The request -> Write out the material exactly, with the pictures left out.

■ ■ ■ ■ ■ ■ ■

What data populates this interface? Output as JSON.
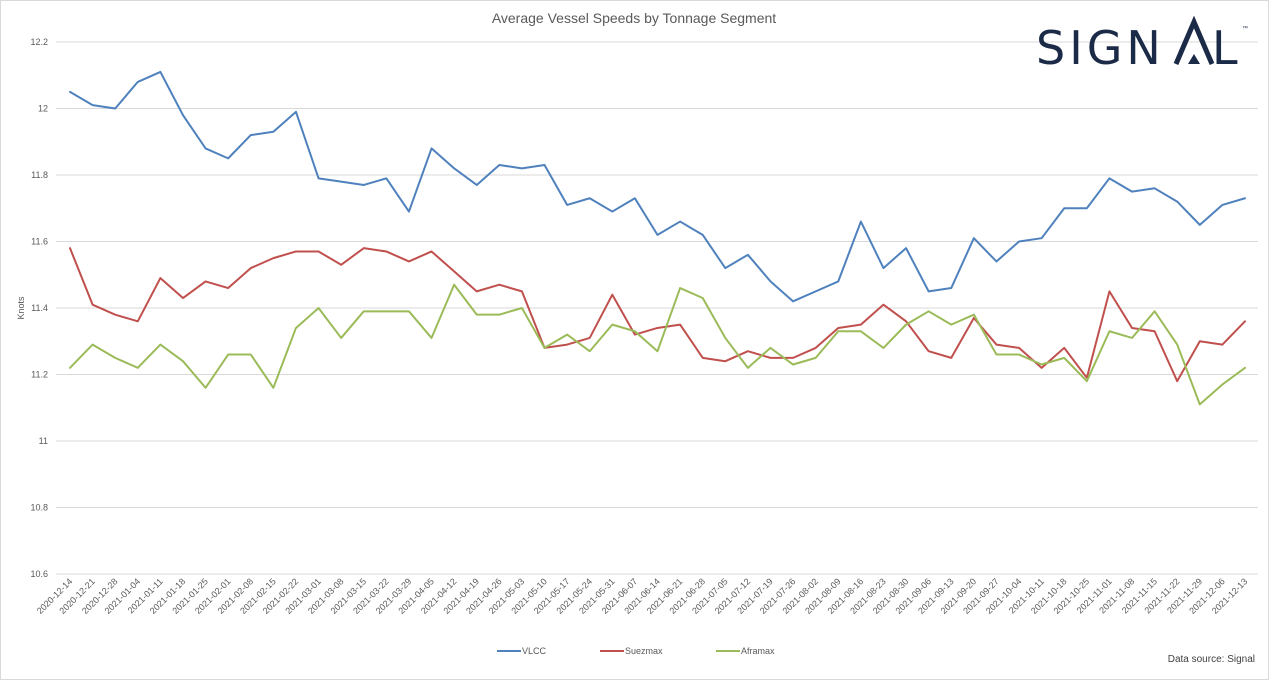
{
  "logo": {
    "text": "SIGN",
    "tail": "L",
    "tm": "™"
  },
  "source_note": "Data source: Signal",
  "chart_data": {
    "type": "line",
    "title": "Average Vessel Speeds by Tonnage Segment",
    "xlabel": "",
    "ylabel": "Knots",
    "ylim": [
      10.6,
      12.2
    ],
    "y_ticks": [
      "10.6",
      "10.8",
      "11",
      "11.2",
      "11.4",
      "11.6",
      "11.8",
      "12",
      "12.2"
    ],
    "y_tick_values": [
      10.6,
      10.8,
      11.0,
      11.2,
      11.4,
      11.6,
      11.8,
      12.0,
      12.2
    ],
    "grid": true,
    "legend_position": "bottom",
    "categories": [
      "2020-12-14",
      "2020-12-21",
      "2020-12-28",
      "2021-01-04",
      "2021-01-11",
      "2021-01-18",
      "2021-01-25",
      "2021-02-01",
      "2021-02-08",
      "2021-02-15",
      "2021-02-22",
      "2021-03-01",
      "2021-03-08",
      "2021-03-15",
      "2021-03-22",
      "2021-03-29",
      "2021-04-05",
      "2021-04-12",
      "2021-04-19",
      "2021-04-26",
      "2021-05-03",
      "2021-05-10",
      "2021-05-17",
      "2021-05-24",
      "2021-05-31",
      "2021-06-07",
      "2021-06-14",
      "2021-06-21",
      "2021-06-28",
      "2021-07-05",
      "2021-07-12",
      "2021-07-19",
      "2021-07-26",
      "2021-08-02",
      "2021-08-09",
      "2021-08-16",
      "2021-08-23",
      "2021-08-30",
      "2021-09-06",
      "2021-09-13",
      "2021-09-20",
      "2021-09-27",
      "2021-10-04",
      "2021-10-11",
      "2021-10-18",
      "2021-10-25",
      "2021-11-01",
      "2021-11-08",
      "2021-11-15",
      "2021-11-22",
      "2021-11-29",
      "2021-12-06",
      "2021-12-13"
    ],
    "series": [
      {
        "name": "VLCC",
        "color": "#4f81bd",
        "values": [
          12.05,
          12.01,
          12.0,
          12.08,
          12.11,
          11.98,
          11.88,
          11.85,
          11.92,
          11.93,
          11.99,
          11.79,
          11.78,
          11.77,
          11.79,
          11.69,
          11.88,
          11.82,
          11.77,
          11.83,
          11.82,
          11.83,
          11.71,
          11.73,
          11.69,
          11.73,
          11.62,
          11.66,
          11.62,
          11.52,
          11.56,
          11.48,
          11.42,
          11.45,
          11.48,
          11.66,
          11.52,
          11.58,
          11.45,
          11.46,
          11.61,
          11.54,
          11.6,
          11.61,
          11.7,
          11.7,
          11.79,
          11.75,
          11.76,
          11.72,
          11.65,
          11.71,
          11.73
        ]
      },
      {
        "name": "Suezmax",
        "color": "#c0504d",
        "values": [
          11.58,
          11.41,
          11.38,
          11.36,
          11.49,
          11.43,
          11.48,
          11.46,
          11.52,
          11.55,
          11.57,
          11.57,
          11.53,
          11.58,
          11.57,
          11.54,
          11.57,
          11.51,
          11.45,
          11.47,
          11.45,
          11.28,
          11.29,
          11.31,
          11.44,
          11.32,
          11.34,
          11.35,
          11.25,
          11.24,
          11.27,
          11.25,
          11.25,
          11.28,
          11.34,
          11.35,
          11.41,
          11.36,
          11.27,
          11.25,
          11.37,
          11.29,
          11.28,
          11.22,
          11.28,
          11.19,
          11.45,
          11.34,
          11.33,
          11.18,
          11.3,
          11.29,
          11.36
        ]
      },
      {
        "name": "Aframax",
        "color": "#9bbb59",
        "values": [
          11.22,
          11.29,
          11.25,
          11.22,
          11.29,
          11.24,
          11.16,
          11.26,
          11.26,
          11.16,
          11.34,
          11.4,
          11.31,
          11.39,
          11.39,
          11.39,
          11.31,
          11.47,
          11.38,
          11.38,
          11.4,
          11.28,
          11.32,
          11.27,
          11.35,
          11.33,
          11.27,
          11.46,
          11.43,
          11.31,
          11.22,
          11.28,
          11.23,
          11.25,
          11.33,
          11.33,
          11.28,
          11.35,
          11.39,
          11.35,
          11.38,
          11.26,
          11.26,
          11.23,
          11.25,
          11.18,
          11.33,
          11.31,
          11.39,
          11.29,
          11.11,
          11.17,
          11.22
        ]
      }
    ]
  }
}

■ ■ ■ ■ ■ ■ ■

Reply to the task ->
What data populates this interface? Output as JSON.
{
  "logo": {
    "text": "SIGN",
    "tail": "L",
    "tm": "™"
  },
  "source_note": "Data source: Signal",
  "chart_data": {
    "type": "line",
    "title": "Average Vessel Speeds by Tonnage Segment",
    "xlabel": "",
    "ylabel": "Knots",
    "ylim": [
      10.6,
      12.2
    ],
    "y_ticks": [
      "10.6",
      "10.8",
      "11",
      "11.2",
      "11.4",
      "11.6",
      "11.8",
      "12",
      "12.2"
    ],
    "y_tick_values": [
      10.6,
      10.8,
      11.0,
      11.2,
      11.4,
      11.6,
      11.8,
      12.0,
      12.2
    ],
    "grid": true,
    "legend_position": "bottom",
    "categories": [
      "2020-12-14",
      "2020-12-21",
      "2020-12-28",
      "2021-01-04",
      "2021-01-11",
      "2021-01-18",
      "2021-01-25",
      "2021-02-01",
      "2021-02-08",
      "2021-02-15",
      "2021-02-22",
      "2021-03-01",
      "2021-03-08",
      "2021-03-15",
      "2021-03-22",
      "2021-03-29",
      "2021-04-05",
      "2021-04-12",
      "2021-04-19",
      "2021-04-26",
      "2021-05-03",
      "2021-05-10",
      "2021-05-17",
      "2021-05-24",
      "2021-05-31",
      "2021-06-07",
      "2021-06-14",
      "2021-06-21",
      "2021-06-28",
      "2021-07-05",
      "2021-07-12",
      "2021-07-19",
      "2021-07-26",
      "2021-08-02",
      "2021-08-09",
      "2021-08-16",
      "2021-08-23",
      "2021-08-30",
      "2021-09-06",
      "2021-09-13",
      "2021-09-20",
      "2021-09-27",
      "2021-10-04",
      "2021-10-11",
      "2021-10-18",
      "2021-10-25",
      "2021-11-01",
      "2021-11-08",
      "2021-11-15",
      "2021-11-22",
      "2021-11-29",
      "2021-12-06",
      "2021-12-13"
    ],
    "series": [
      {
        "name": "VLCC",
        "color": "#4f81bd",
        "values": [
          12.05,
          12.01,
          12.0,
          12.08,
          12.11,
          11.98,
          11.88,
          11.85,
          11.92,
          11.93,
          11.99,
          11.79,
          11.78,
          11.77,
          11.79,
          11.69,
          11.88,
          11.82,
          11.77,
          11.83,
          11.82,
          11.83,
          11.71,
          11.73,
          11.69,
          11.73,
          11.62,
          11.66,
          11.62,
          11.52,
          11.56,
          11.48,
          11.42,
          11.45,
          11.48,
          11.66,
          11.52,
          11.58,
          11.45,
          11.46,
          11.61,
          11.54,
          11.6,
          11.61,
          11.7,
          11.7,
          11.79,
          11.75,
          11.76,
          11.72,
          11.65,
          11.71,
          11.73
        ]
      },
      {
        "name": "Suezmax",
        "color": "#c0504d",
        "values": [
          11.58,
          11.41,
          11.38,
          11.36,
          11.49,
          11.43,
          11.48,
          11.46,
          11.52,
          11.55,
          11.57,
          11.57,
          11.53,
          11.58,
          11.57,
          11.54,
          11.57,
          11.51,
          11.45,
          11.47,
          11.45,
          11.28,
          11.29,
          11.31,
          11.44,
          11.32,
          11.34,
          11.35,
          11.25,
          11.24,
          11.27,
          11.25,
          11.25,
          11.28,
          11.34,
          11.35,
          11.41,
          11.36,
          11.27,
          11.25,
          11.37,
          11.29,
          11.28,
          11.22,
          11.28,
          11.19,
          11.45,
          11.34,
          11.33,
          11.18,
          11.3,
          11.29,
          11.36
        ]
      },
      {
        "name": "Aframax",
        "color": "#9bbb59",
        "values": [
          11.22,
          11.29,
          11.25,
          11.22,
          11.29,
          11.24,
          11.16,
          11.26,
          11.26,
          11.16,
          11.34,
          11.4,
          11.31,
          11.39,
          11.39,
          11.39,
          11.31,
          11.47,
          11.38,
          11.38,
          11.4,
          11.28,
          11.32,
          11.27,
          11.35,
          11.33,
          11.27,
          11.46,
          11.43,
          11.31,
          11.22,
          11.28,
          11.23,
          11.25,
          11.33,
          11.33,
          11.28,
          11.35,
          11.39,
          11.35,
          11.38,
          11.26,
          11.26,
          11.23,
          11.25,
          11.18,
          11.33,
          11.31,
          11.39,
          11.29,
          11.11,
          11.17,
          11.22
        ]
      }
    ]
  }
}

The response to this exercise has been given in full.